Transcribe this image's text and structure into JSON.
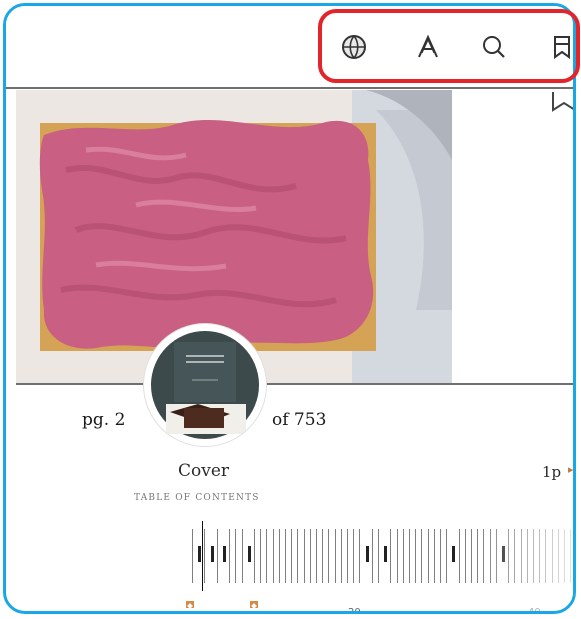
{
  "toolbar": {
    "icons": [
      "globe-icon",
      "font-icon",
      "search-icon",
      "bookmarks-icon"
    ]
  },
  "reader": {
    "pg_prefix": "pg. 2",
    "of_total": "of 753",
    "chapter": "Cover",
    "toc": "TABLE OF CONTENTS",
    "pages_left": "1p",
    "chevron": "▸"
  },
  "scrubber": {
    "labels": [
      "20",
      "40"
    ]
  },
  "cover_thumb": {
    "title": "GENIUS DESSERTS"
  },
  "colors": {
    "frame": "#1aa7e6",
    "highlight": "#e3242b",
    "accent": "#d78a46"
  }
}
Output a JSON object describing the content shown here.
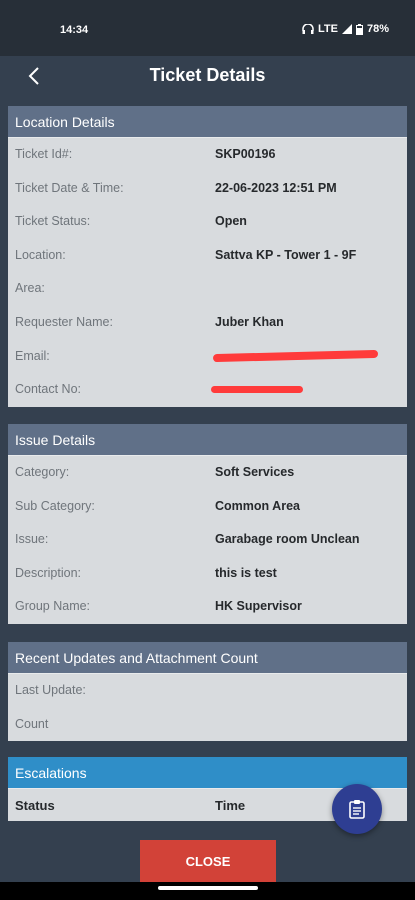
{
  "status": {
    "time": "14:34",
    "network": "LTE",
    "battery": "78%"
  },
  "header": {
    "title": "Ticket Details"
  },
  "location": {
    "heading": "Location Details",
    "rows": [
      {
        "label": "Ticket Id#:",
        "value": "SKP00196"
      },
      {
        "label": "Ticket Date & Time:",
        "value": "22-06-2023 12:51 PM"
      },
      {
        "label": "Ticket Status:",
        "value": "Open"
      },
      {
        "label": "Location:",
        "value": "Sattva KP - Tower 1 - 9F"
      },
      {
        "label": "Area:",
        "value": ""
      },
      {
        "label": "Requester Name:",
        "value": "Juber Khan"
      },
      {
        "label": "Email:",
        "value": ""
      },
      {
        "label": "Contact No:",
        "value": ""
      }
    ]
  },
  "issue": {
    "heading": "Issue Details",
    "rows": [
      {
        "label": "Category:",
        "value": "Soft Services"
      },
      {
        "label": "Sub Category:",
        "value": "Common Area"
      },
      {
        "label": "Issue:",
        "value": "Garabage room Unclean"
      },
      {
        "label": "Description:",
        "value": "this is test"
      },
      {
        "label": "Group Name:",
        "value": "HK Supervisor"
      }
    ]
  },
  "updates": {
    "heading": "Recent Updates and Attachment Count",
    "rows": [
      {
        "label": "Last Update:",
        "value": ""
      },
      {
        "label": "Count",
        "value": ""
      }
    ]
  },
  "escalations": {
    "heading": "Escalations",
    "columns": [
      "Status",
      "Time"
    ]
  },
  "actions": {
    "close_label": "CLOSE"
  },
  "colors": {
    "card_header": "#607088",
    "escalation_header": "#2f8ec8",
    "close_button": "#d24238",
    "fab": "#2e3e92"
  },
  "icons": {
    "back": "chevron-left-icon",
    "fab": "clipboard-icon"
  }
}
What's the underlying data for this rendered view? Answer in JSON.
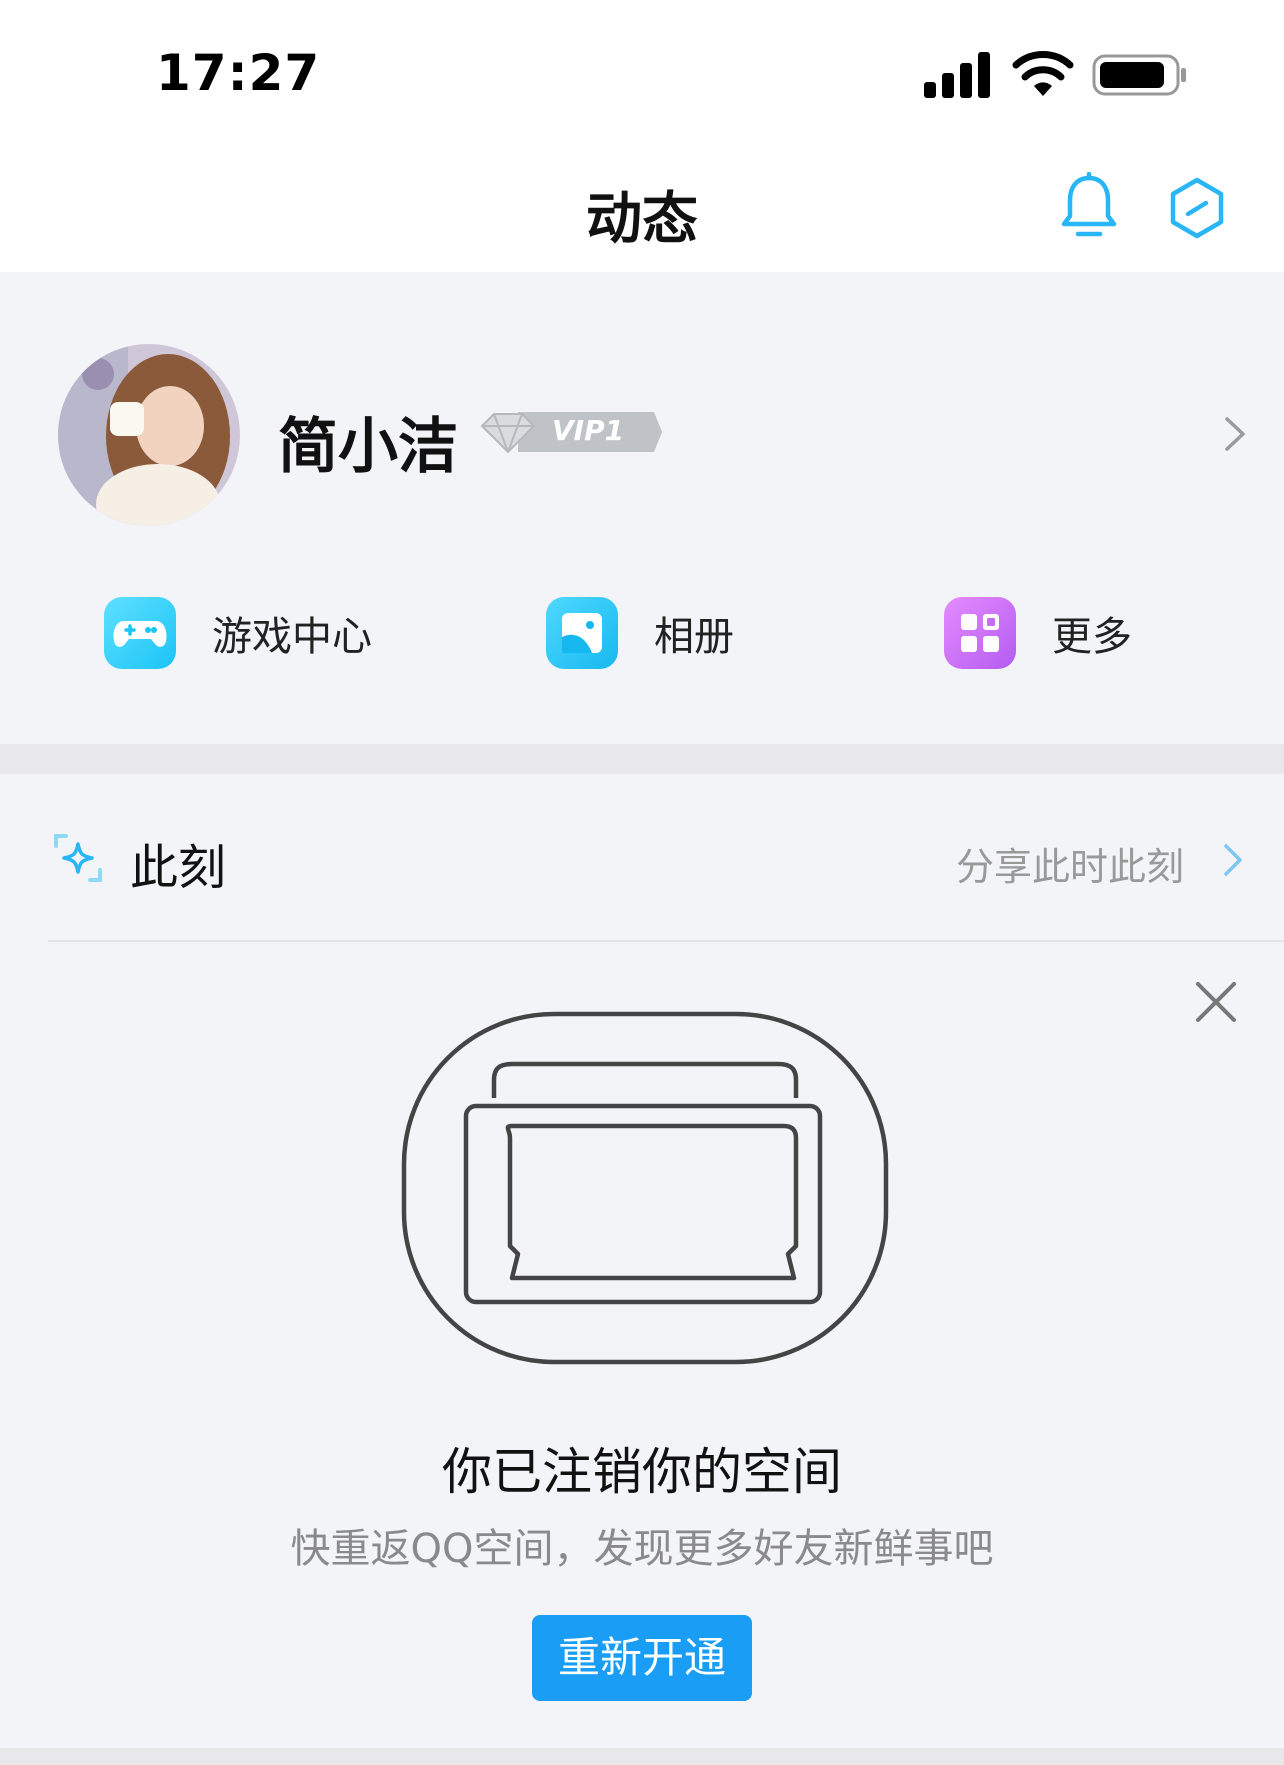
{
  "status_bar": {
    "time": "17:27",
    "icons": [
      "cellular-signal-icon",
      "wifi-icon",
      "battery-icon"
    ]
  },
  "nav": {
    "title": "动态",
    "right_icons": [
      "bell-icon",
      "hexagon-settings-icon"
    ]
  },
  "profile": {
    "name": "简小洁",
    "vip_badge": "VIP1",
    "quick_actions": [
      {
        "label": "游戏中心",
        "icon": "gamepad-icon",
        "color": "#1cc4f6"
      },
      {
        "label": "相册",
        "icon": "album-icon",
        "color": "#16b9ef"
      },
      {
        "label": "更多",
        "icon": "grid-more-icon",
        "color": "#b45cf0"
      }
    ]
  },
  "moment": {
    "title": "此刻",
    "share_link": "分享此时此刻"
  },
  "empty_state": {
    "title": "你已注销你的空间",
    "subtitle": "快重返QQ空间，发现更多好友新鲜事吧",
    "button": "重新开通"
  },
  "colors": {
    "accent": "#1a9df5",
    "icon_blue": "#29b6f6",
    "background": "#f3f4f8"
  }
}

════════

-- WORK INSTRUCTIONS --
Find the word "heading" and list each line it appears in.

-- TASK OUTPUT --
    "heading": "Location Details",
    "heading": "Issue Details",
    "heading": "Recent Updates and Attachment Count",
    "heading": "Escalations",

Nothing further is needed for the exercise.